GIVEN RECORDS start

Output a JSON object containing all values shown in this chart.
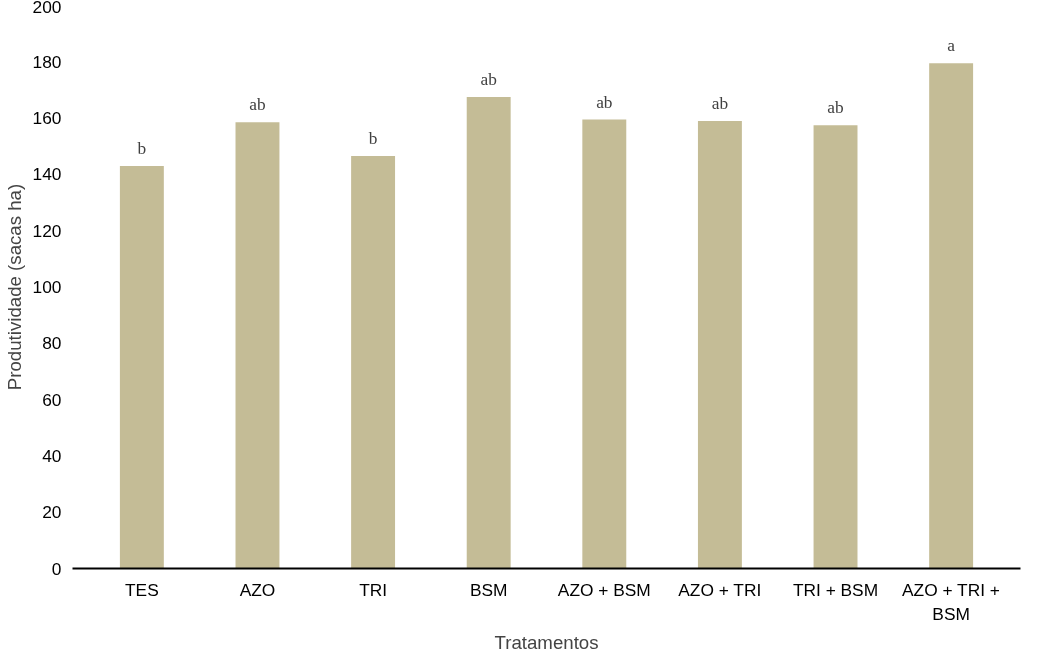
{
  "chart_data": {
    "type": "bar",
    "xlabel": "Tratamentos",
    "ylabel": "Produtividade (sacas ha)",
    "categories": [
      "TES",
      "AZO",
      "TRI",
      "BSM",
      "AZO + BSM",
      "AZO + TRI",
      "TRI + BSM",
      "AZO + TRI + BSM"
    ],
    "values": [
      143,
      158.5,
      146.5,
      167.5,
      159.5,
      159,
      157.5,
      179.5
    ],
    "value_labels": [
      "b",
      "ab",
      "b",
      "ab",
      "ab",
      "ab",
      "ab",
      "a"
    ],
    "color": "#c4bc96",
    "ylim": [
      0,
      200
    ],
    "yticks": [
      0,
      20,
      40,
      60,
      80,
      100,
      120,
      140,
      160,
      180,
      200
    ],
    "grid": false
  }
}
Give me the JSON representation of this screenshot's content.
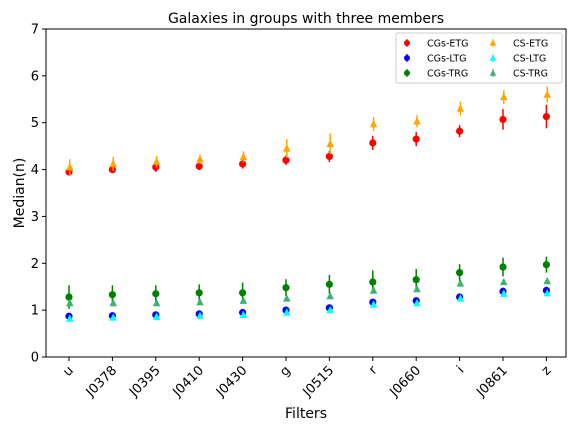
{
  "chart_data": {
    "type": "scatter",
    "title": "Galaxies in groups with three members",
    "xlabel": "Filters",
    "ylabel": "Median(n)",
    "ylim": [
      0,
      7
    ],
    "yticks": [
      0,
      1,
      2,
      3,
      4,
      5,
      6,
      7
    ],
    "categories": [
      "u",
      "J0378",
      "J0395",
      "J0410",
      "J0430",
      "g",
      "J0515",
      "r",
      "J0660",
      "i",
      "J0861",
      "z"
    ],
    "legend_position": "top-right",
    "grid": false,
    "series": [
      {
        "name": "CGs-ETG",
        "color": "#ff0000",
        "marker": "circle",
        "offset": 0,
        "values": [
          3.95,
          4.0,
          4.05,
          4.07,
          4.12,
          4.2,
          4.28,
          4.57,
          4.65,
          4.82,
          5.07,
          5.13
        ],
        "errors": [
          0.08,
          0.08,
          0.1,
          0.08,
          0.1,
          0.1,
          0.12,
          0.15,
          0.15,
          0.13,
          0.22,
          0.25
        ]
      },
      {
        "name": "CS-ETG",
        "color": "#ffa500",
        "marker": "triangle",
        "offset": 1,
        "values": [
          4.05,
          4.12,
          4.17,
          4.22,
          4.27,
          4.45,
          4.55,
          4.97,
          5.03,
          5.3,
          5.55,
          5.6
        ],
        "errors": [
          0.17,
          0.15,
          0.12,
          0.1,
          0.12,
          0.2,
          0.22,
          0.15,
          0.13,
          0.15,
          0.15,
          0.17
        ]
      },
      {
        "name": "CGs-LTG",
        "color": "#0000ff",
        "marker": "circle",
        "offset": 0,
        "values": [
          0.87,
          0.88,
          0.9,
          0.92,
          0.95,
          1.0,
          1.05,
          1.17,
          1.2,
          1.28,
          1.4,
          1.42
        ],
        "errors": [
          0.05,
          0.05,
          0.05,
          0.05,
          0.05,
          0.05,
          0.06,
          0.06,
          0.06,
          0.07,
          0.08,
          0.08
        ]
      },
      {
        "name": "CS-LTG",
        "color": "#00ffff",
        "marker": "triangle",
        "offset": 1,
        "values": [
          0.82,
          0.84,
          0.86,
          0.88,
          0.9,
          0.95,
          1.0,
          1.12,
          1.15,
          1.25,
          1.35,
          1.36
        ],
        "errors": [
          0.04,
          0.04,
          0.04,
          0.04,
          0.04,
          0.04,
          0.05,
          0.05,
          0.05,
          0.05,
          0.06,
          0.06
        ]
      },
      {
        "name": "CGs-TRG",
        "color": "#008000",
        "marker": "circle",
        "offset": 0,
        "values": [
          1.28,
          1.33,
          1.35,
          1.37,
          1.37,
          1.48,
          1.55,
          1.6,
          1.65,
          1.8,
          1.92,
          1.97
        ],
        "errors": [
          0.25,
          0.2,
          0.18,
          0.18,
          0.22,
          0.18,
          0.2,
          0.25,
          0.23,
          0.18,
          0.2,
          0.17
        ]
      },
      {
        "name": "CS-TRG",
        "color": "#3cb371",
        "marker": "triangle",
        "offset": 1,
        "values": [
          1.15,
          1.15,
          1.15,
          1.17,
          1.2,
          1.25,
          1.3,
          1.42,
          1.45,
          1.57,
          1.6,
          1.62
        ],
        "errors": [
          0.04,
          0.04,
          0.04,
          0.04,
          0.04,
          0.04,
          0.04,
          0.05,
          0.05,
          0.05,
          0.05,
          0.05
        ]
      }
    ]
  }
}
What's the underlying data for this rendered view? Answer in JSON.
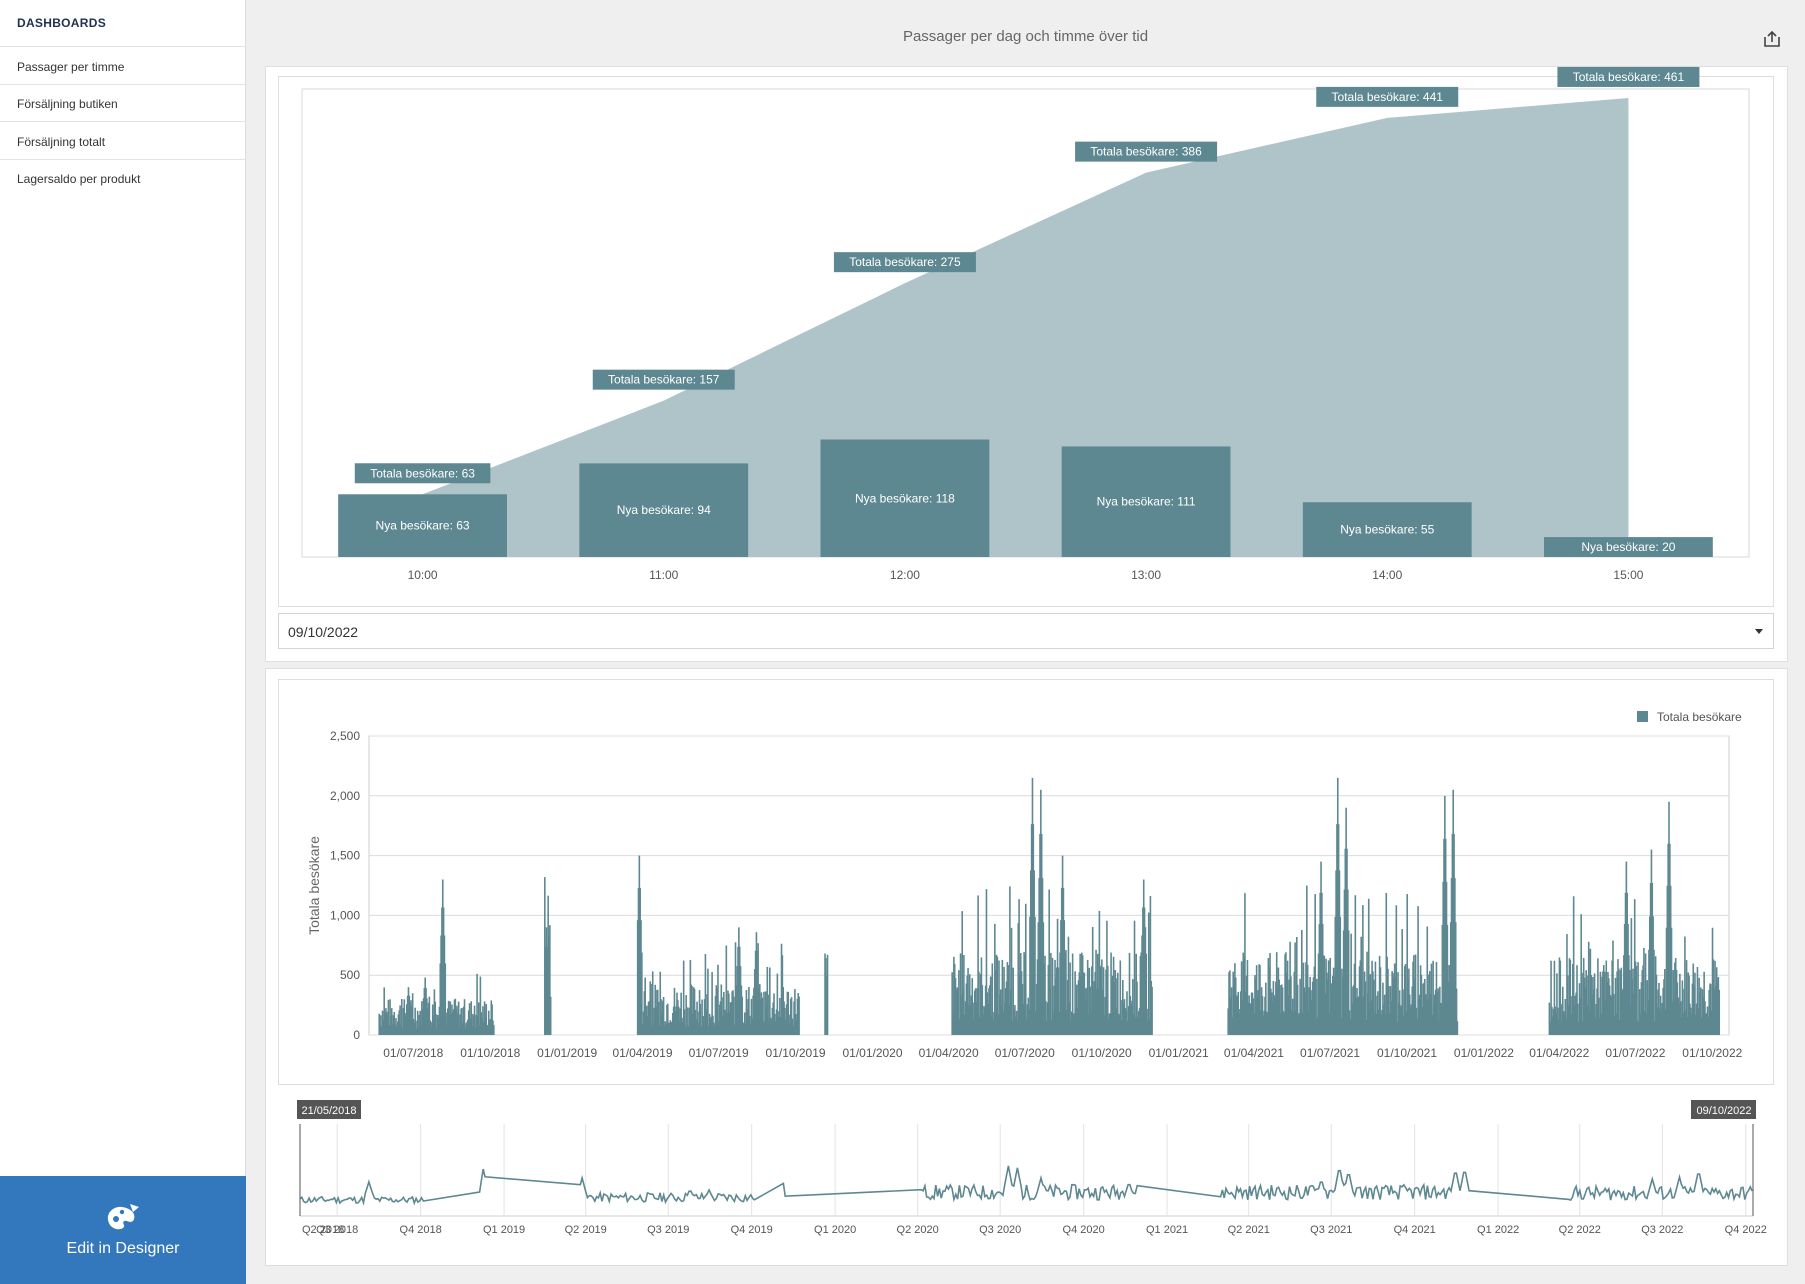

GIVEN RECORDS end

§ **STATED PROBLEM**
Generate a word-for-word copy of the preceding records, excluding all pictures.

§ **EXERCISE OUTPUT**
Output a JSON object containing all values shown in this chart.
{
  "chart_data": {
    "type": "bar",
    "xlabel": "Tratamentos",
    "ylabel": "Produtividade (sacas ha)",
    "categories": [
      "TES",
      "AZO",
      "TRI",
      "BSM",
      "AZO + BSM",
      "AZO + TRI",
      "TRI + BSM",
      "AZO + TRI + BSM"
    ],
    "values": [
      143,
      158.5,
      146.5,
      167.5,
      159.5,
      159,
      157.5,
      179.5
    ],
    "value_labels": [
      "b",
      "ab",
      "b",
      "ab",
      "ab",
      "ab",
      "ab",
      "a"
    ],
    "color": "#c4bc96",
    "ylim": [
      0,
      200
    ],
    "yticks": [
      0,
      20,
      40,
      60,
      80,
      100,
      120,
      140,
      160,
      180,
      200
    ],
    "grid": false
  }
}
Give me the JSON representation of this screenshot's content.
{
  "chart_data": {
    "type": "scatter",
    "title": "Galaxies in groups with three members",
    "xlabel": "Filters",
    "ylabel": "Median(n)",
    "ylim": [
      0,
      7
    ],
    "yticks": [
      0,
      1,
      2,
      3,
      4,
      5,
      6,
      7
    ],
    "categories": [
      "u",
      "J0378",
      "J0395",
      "J0410",
      "J0430",
      "g",
      "J0515",
      "r",
      "J0660",
      "i",
      "J0861",
      "z"
    ],
    "legend_position": "top-right",
    "grid": false,
    "series": [
      {
        "name": "CGs-ETG",
        "color": "#ff0000",
        "marker": "circle",
        "offset": 0,
        "values": [
          3.95,
          4.0,
          4.05,
          4.07,
          4.12,
          4.2,
          4.28,
          4.57,
          4.65,
          4.82,
          5.07,
          5.13
        ],
        "errors": [
          0.08,
          0.08,
          0.1,
          0.08,
          0.1,
          0.1,
          0.12,
          0.15,
          0.15,
          0.13,
          0.22,
          0.25
        ]
      },
      {
        "name": "CS-ETG",
        "color": "#ffa500",
        "marker": "triangle",
        "offset": 1,
        "values": [
          4.05,
          4.12,
          4.17,
          4.22,
          4.27,
          4.45,
          4.55,
          4.97,
          5.03,
          5.3,
          5.55,
          5.6
        ],
        "errors": [
          0.17,
          0.15,
          0.12,
          0.1,
          0.12,
          0.2,
          0.22,
          0.15,
          0.13,
          0.15,
          0.15,
          0.17
        ]
      },
      {
        "name": "CGs-LTG",
        "color": "#0000ff",
        "marker": "circle",
        "offset": 0,
        "values": [
          0.87,
          0.88,
          0.9,
          0.92,
          0.95,
          1.0,
          1.05,
          1.17,
          1.2,
          1.28,
          1.4,
          1.42
        ],
        "errors": [
          0.05,
          0.05,
          0.05,
          0.05,
          0.05,
          0.05,
          0.06,
          0.06,
          0.06,
          0.07,
          0.08,
          0.08
        ]
      },
      {
        "name": "CS-LTG",
        "color": "#00ffff",
        "marker": "triangle",
        "offset": 1,
        "values": [
          0.82,
          0.84,
          0.86,
          0.88,
          0.9,
          0.95,
          1.0,
          1.12,
          1.15,
          1.25,
          1.35,
          1.36
        ],
        "errors": [
          0.04,
          0.04,
          0.04,
          0.04,
          0.04,
          0.04,
          0.05,
          0.05,
          0.05,
          0.05,
          0.06,
          0.06
        ]
      },
      {
        "name": "CGs-TRG",
        "color": "#008000",
        "marker": "circle",
        "offset": 0,
        "values": [
          1.28,
          1.33,
          1.35,
          1.37,
          1.37,
          1.48,
          1.55,
          1.6,
          1.65,
          1.8,
          1.92,
          1.97
        ],
        "errors": [
          0.25,
          0.2,
          0.18,
          0.18,
          0.22,
          0.18,
          0.2,
          0.25,
          0.23,
          0.18,
          0.2,
          0.17
        ]
      },
      {
        "name": "CS-TRG",
        "color": "#3cb371",
        "marker": "triangle",
        "offset": 1,
        "values": [
          1.15,
          1.15,
          1.15,
          1.17,
          1.2,
          1.25,
          1.3,
          1.42,
          1.45,
          1.57,
          1.6,
          1.62
        ],
        "errors": [
          0.04,
          0.04,
          0.04,
          0.04,
          0.04,
          0.04,
          0.04,
          0.05,
          0.05,
          0.05,
          0.05,
          0.05
        ]
      }
    ]
  }
}
What's the underlying data for this rendered view? Answer in JSON.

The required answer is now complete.